Show every line of the listing below that contains the string "Memory".

Layout annotation records:
## START

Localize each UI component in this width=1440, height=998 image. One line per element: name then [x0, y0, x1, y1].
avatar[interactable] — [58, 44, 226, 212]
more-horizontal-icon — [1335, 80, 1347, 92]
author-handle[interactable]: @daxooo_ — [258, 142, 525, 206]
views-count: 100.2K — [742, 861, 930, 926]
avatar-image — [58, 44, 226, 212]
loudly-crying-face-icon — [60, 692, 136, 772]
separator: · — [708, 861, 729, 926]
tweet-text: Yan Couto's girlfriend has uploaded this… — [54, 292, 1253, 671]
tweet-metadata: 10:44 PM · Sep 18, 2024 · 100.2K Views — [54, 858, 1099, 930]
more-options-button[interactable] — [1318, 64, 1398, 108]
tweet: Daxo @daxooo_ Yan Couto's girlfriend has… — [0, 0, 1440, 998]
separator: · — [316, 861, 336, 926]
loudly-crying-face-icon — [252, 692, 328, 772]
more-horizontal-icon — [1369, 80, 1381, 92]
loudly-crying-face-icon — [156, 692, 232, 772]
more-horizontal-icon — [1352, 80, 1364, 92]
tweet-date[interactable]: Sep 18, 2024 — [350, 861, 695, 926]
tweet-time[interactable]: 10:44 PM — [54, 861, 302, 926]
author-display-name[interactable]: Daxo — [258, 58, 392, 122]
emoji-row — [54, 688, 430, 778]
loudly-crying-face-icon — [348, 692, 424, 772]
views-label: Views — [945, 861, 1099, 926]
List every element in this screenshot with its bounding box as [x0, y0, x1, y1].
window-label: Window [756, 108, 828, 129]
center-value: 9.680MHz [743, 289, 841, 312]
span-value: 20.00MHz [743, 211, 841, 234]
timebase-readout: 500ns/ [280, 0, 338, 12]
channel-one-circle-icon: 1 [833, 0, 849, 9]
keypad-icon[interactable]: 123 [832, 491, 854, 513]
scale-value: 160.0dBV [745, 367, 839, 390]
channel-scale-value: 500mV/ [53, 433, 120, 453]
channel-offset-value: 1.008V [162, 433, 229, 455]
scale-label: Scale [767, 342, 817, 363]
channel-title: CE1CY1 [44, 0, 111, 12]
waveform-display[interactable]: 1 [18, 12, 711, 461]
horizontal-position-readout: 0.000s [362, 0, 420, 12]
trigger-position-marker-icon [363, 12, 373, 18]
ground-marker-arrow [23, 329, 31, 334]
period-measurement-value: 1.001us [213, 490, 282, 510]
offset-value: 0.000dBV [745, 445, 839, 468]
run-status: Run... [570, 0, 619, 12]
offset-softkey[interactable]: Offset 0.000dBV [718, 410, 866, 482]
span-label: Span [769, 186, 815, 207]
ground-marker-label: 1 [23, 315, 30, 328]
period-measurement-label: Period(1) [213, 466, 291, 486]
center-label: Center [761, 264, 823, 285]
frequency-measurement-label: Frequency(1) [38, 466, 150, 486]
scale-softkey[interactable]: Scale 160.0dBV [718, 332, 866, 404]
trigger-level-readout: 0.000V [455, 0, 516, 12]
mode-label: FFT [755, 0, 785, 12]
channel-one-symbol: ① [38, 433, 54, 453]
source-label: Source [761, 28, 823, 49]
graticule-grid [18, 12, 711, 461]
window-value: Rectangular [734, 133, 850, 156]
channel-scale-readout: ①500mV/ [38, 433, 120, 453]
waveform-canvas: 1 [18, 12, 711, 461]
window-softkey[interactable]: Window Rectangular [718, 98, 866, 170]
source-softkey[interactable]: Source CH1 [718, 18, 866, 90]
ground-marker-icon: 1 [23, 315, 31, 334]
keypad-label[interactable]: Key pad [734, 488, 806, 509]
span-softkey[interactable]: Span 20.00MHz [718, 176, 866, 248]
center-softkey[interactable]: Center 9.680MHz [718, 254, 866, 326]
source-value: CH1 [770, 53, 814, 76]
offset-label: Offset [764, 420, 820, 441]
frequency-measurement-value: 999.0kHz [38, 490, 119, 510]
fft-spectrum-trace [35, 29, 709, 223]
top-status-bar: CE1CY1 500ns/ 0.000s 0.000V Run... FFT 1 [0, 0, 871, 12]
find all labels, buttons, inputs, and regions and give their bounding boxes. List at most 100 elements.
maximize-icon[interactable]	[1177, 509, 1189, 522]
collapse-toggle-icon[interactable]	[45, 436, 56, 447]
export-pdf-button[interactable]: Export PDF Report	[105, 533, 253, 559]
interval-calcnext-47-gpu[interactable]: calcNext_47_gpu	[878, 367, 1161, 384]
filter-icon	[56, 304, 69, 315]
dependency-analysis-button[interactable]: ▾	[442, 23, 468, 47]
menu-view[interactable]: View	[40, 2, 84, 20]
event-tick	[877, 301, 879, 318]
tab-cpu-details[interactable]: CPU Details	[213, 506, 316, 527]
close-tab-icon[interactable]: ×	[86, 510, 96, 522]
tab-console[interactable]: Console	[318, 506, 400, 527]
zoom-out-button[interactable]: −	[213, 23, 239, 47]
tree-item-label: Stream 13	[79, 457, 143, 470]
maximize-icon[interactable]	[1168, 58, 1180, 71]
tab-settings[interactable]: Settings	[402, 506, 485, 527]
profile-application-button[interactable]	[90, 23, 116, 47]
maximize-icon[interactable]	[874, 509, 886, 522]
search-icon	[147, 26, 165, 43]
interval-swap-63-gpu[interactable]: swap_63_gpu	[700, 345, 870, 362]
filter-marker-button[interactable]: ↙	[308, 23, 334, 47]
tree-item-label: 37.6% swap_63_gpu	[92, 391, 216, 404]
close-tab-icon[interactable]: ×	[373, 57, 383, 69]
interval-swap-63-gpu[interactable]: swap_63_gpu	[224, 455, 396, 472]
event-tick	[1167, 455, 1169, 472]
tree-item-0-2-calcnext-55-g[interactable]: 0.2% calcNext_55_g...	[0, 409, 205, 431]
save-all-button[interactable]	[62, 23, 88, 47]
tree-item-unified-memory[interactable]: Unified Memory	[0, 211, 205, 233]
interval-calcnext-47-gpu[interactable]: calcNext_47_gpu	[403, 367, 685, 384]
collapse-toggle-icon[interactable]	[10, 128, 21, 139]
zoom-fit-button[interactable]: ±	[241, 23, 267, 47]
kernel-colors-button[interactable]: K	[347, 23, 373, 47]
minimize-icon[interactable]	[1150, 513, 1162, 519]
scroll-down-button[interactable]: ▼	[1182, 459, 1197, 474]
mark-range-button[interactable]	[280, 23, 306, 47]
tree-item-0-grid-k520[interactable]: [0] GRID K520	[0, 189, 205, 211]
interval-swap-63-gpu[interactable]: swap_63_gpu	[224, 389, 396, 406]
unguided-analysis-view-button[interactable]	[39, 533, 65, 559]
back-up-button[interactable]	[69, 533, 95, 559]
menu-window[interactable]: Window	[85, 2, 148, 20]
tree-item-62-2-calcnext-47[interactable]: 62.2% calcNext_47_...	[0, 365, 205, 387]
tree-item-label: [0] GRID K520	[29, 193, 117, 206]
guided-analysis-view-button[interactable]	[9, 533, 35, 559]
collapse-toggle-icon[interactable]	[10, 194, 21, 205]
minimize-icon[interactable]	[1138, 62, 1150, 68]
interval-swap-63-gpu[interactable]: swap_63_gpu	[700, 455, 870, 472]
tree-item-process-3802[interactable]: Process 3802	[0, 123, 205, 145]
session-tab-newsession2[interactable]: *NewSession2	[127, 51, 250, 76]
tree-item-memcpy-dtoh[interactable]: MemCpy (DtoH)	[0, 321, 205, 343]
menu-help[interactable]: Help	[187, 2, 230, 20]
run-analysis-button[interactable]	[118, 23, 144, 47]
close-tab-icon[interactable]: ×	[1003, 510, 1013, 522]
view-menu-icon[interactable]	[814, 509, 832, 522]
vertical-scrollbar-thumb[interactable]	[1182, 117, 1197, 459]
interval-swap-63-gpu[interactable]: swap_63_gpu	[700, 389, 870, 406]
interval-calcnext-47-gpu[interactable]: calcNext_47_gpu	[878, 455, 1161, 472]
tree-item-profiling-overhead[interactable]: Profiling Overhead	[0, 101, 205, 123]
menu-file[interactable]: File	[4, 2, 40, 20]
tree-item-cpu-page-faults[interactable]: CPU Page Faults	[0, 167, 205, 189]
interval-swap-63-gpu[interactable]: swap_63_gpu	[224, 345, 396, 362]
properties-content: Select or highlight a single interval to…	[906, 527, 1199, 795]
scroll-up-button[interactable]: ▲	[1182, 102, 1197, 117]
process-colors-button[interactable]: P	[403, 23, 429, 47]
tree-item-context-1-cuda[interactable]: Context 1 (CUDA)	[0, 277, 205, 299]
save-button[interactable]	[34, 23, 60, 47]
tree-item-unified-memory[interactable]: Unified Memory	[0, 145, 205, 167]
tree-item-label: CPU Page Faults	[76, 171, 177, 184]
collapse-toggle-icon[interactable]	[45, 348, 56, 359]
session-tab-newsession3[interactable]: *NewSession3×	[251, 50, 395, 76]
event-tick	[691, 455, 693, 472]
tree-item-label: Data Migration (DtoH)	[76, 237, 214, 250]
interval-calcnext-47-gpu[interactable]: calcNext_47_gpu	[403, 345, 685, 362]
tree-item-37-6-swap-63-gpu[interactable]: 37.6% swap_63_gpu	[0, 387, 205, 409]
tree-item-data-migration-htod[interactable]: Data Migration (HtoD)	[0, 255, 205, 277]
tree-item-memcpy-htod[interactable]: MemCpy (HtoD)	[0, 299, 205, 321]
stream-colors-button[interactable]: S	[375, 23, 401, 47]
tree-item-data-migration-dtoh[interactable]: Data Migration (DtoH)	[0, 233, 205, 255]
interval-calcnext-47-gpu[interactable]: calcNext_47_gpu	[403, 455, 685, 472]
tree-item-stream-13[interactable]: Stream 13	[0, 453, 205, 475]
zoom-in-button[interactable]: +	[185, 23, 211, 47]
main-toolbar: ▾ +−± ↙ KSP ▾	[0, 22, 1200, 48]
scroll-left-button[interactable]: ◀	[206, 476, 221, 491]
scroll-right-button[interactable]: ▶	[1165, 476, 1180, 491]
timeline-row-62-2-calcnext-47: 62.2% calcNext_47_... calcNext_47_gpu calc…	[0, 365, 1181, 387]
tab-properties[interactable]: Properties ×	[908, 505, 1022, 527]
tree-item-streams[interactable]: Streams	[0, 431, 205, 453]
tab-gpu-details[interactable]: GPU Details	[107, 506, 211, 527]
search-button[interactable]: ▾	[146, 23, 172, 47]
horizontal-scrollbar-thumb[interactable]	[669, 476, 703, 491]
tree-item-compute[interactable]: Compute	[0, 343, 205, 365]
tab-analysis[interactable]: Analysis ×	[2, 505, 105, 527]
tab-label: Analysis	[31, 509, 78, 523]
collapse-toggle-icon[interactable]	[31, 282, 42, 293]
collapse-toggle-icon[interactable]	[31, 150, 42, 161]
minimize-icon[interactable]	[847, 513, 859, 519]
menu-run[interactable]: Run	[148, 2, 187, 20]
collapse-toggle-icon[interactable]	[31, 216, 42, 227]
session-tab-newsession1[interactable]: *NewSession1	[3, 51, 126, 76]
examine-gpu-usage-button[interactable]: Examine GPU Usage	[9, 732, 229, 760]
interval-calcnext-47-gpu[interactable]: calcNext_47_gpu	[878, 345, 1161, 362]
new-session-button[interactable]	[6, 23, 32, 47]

## END

Response.
tree-item-unified-memory[interactable]: Unified Memory	[0, 211, 205, 233]
tree-item-unified-memory[interactable]: Unified Memory	[0, 145, 205, 167]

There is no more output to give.